» REQUIRED ACTIONS:
(1) Answer these questions from the Llanbedr article.
(a) What is the Welsh word for Peter, according to the article?
(b) In what year was approval given to convert Capel Moriah into a mosque?
(c) Until what year was the Llanbedr Airport site operated as a military airfield?
(2) From the Llanbedr article, reproduce the passage that opens with the words containing "Glyn Pedr is" and closes with "II* listed building.", matching the original word for word.
(3) Pick up the Llanbedr article after its final sentence and write what comes next.

» SOURCE TEXT:
----

Llanbedr () is a village  and community   south of Harlech. Administratively, it lies in the Ardudwy area, formerly Meirionnydd, of the county of Gwynedd, Wales.

History
Ancient monuments at Llanbedr include Neolithic standing stones; the Stones of Llanbedr and Bronze Age hut circles.  
The village originally grew around the slate quarrying industry.
Glyn Pedr is a Victorian Grade II listed residence on Maes Ffynnon.

During the first world war Marian Antonia Gamwell who was a widow (became Mrs Owen) created a British Red Cross auxiliary hospital at her new home, the country house called Aber Artro, at Llanbedr.

Climate

Church and chapel
The church of St Peter, after whom the village is named (Pedr being the Welsh for Peter), is a Grade II* listed building.

In 2019 approval was given to convert Capel Moriah in Llanbedr, which had gone out of use, into a Mosque.

About  east of the village centre is the hamlet of Pentre Gwynfryn whose chapel, Capel Salem, was the subject of a painting by the artist Sydney Curnow Vosper. The painting, entitled Salem, showed a member of the congregation, Siân Owen, in traditional Welsh costume and became famous throughout Britain in the mid-20th century.

Airport
The village is home to Llanbedr Airport, a general aviation aerodrome. Until 2004, the site was operated as a military airfield by the Defence Evaluation and Research Agency (DERA) and QinetiQ as a launch site for remotely piloted drone 'aircraft' for use as aerial targets by the RAF and other UK forces. The airfield was included in the Snowdonia Enterprise Zone by the Welsh Government in January 2013.

In 2018, the airport became home to a flying school offering pleasure flights and flying lessons.

----

» EXCERPTED DATA:
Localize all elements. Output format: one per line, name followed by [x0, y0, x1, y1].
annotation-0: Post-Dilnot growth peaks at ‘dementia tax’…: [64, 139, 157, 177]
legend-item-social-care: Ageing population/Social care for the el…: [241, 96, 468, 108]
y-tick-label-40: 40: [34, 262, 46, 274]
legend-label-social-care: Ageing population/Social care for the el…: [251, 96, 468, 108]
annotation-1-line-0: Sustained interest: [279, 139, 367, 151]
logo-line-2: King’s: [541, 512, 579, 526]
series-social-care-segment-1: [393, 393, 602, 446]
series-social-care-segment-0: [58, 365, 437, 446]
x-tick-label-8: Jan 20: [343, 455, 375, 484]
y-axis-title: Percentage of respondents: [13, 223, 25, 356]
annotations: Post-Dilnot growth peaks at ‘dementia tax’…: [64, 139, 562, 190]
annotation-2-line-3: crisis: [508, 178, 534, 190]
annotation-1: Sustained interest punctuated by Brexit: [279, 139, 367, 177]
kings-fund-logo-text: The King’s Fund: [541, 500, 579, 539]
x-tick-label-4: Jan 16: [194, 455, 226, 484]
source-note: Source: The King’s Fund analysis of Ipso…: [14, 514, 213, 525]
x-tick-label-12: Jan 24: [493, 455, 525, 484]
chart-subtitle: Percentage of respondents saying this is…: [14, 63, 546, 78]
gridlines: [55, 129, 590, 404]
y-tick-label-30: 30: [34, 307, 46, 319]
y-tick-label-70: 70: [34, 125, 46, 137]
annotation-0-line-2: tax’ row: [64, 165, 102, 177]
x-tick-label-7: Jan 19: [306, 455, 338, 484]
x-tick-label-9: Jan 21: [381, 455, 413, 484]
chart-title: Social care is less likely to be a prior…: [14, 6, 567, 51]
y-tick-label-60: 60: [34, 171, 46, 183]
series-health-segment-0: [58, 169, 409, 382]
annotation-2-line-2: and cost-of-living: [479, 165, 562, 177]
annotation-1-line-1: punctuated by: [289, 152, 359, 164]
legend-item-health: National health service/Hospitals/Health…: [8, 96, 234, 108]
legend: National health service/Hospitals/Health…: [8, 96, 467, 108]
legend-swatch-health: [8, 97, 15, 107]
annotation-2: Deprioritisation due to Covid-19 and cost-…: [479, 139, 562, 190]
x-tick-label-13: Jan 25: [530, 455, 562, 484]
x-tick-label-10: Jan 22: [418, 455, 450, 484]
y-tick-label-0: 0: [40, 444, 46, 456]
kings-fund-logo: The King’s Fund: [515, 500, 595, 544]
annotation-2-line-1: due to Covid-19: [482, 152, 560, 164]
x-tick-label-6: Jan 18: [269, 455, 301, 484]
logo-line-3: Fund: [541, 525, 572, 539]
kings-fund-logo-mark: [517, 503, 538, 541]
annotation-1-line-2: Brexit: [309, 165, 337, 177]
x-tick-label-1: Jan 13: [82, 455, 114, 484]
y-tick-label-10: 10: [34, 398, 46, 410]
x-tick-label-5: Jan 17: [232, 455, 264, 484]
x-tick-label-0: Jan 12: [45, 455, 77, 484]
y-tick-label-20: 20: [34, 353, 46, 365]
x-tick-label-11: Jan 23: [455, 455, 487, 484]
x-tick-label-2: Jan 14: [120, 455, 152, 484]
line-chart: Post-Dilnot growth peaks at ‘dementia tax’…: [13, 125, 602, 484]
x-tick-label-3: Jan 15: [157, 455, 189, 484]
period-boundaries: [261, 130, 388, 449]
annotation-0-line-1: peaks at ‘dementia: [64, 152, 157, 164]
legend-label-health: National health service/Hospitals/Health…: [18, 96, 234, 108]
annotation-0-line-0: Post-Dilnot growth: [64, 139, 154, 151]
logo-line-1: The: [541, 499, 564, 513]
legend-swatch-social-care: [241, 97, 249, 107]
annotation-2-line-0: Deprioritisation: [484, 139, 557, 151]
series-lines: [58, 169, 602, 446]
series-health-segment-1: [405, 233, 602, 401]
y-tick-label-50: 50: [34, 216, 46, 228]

----

» ANSWERS TO THE PROBLEMS:
(1)
(a) Pedr
(b) 2019
(c) 2004

(2)
Glyn Pedr is a Victorian Grade II listed residence on Maes Ffynnon.

During the first world war Marian Antonia Gamwell who was a widow (became Mrs Owen) created a British Red Cross auxiliary hospital at her new home, the country house called Aber Artro, at Llanbedr.

Climate

Church and chapel
The church of St Peter, after whom the village is named (Pedr being the Welsh for Peter), is a Grade II* listed building.

(3)
After the UK passed 2021 enabling legislation, in 2022, the Welsh Government announced plans to develop space launch capability at the site, to be named Spaceport Snowdonia.

Amenities

The Morfa Dyffryn sand dunes and Mochras (Shell Island) lie nearby. It has two public houses; Ty Mawr Hotel and The Victoria Inn.

To the north of the village is the smaller village of Pensarn, situated at the estuary of the river Artro. This is the location of Llanbedr & Pensarn Yacht Club and the Christian Mountain Centre, a residential adventure activity centre.

Railways
Llanbedr railway station, formerly known as Talwrn Bach Halt, is a little out of the village itself and is served by the Cambrian Line.

Governance
An electoral ward in the same name exists. This ward also covers the Community of Llanfair. The total ward population at the 2011 Census was 1,098.

Twinning
In 2008 Llanbedr was twinned with Huchenfeld, Germany, following many years of exchanges between schools, churches, musicians and community leaders, in remembrance of the occurrences at Pforzheim and Huchenfeld during the Second World War.

Notable people 
 Henry Lloyd (ca.1718 – 1783), a Welsh army officer and military writer.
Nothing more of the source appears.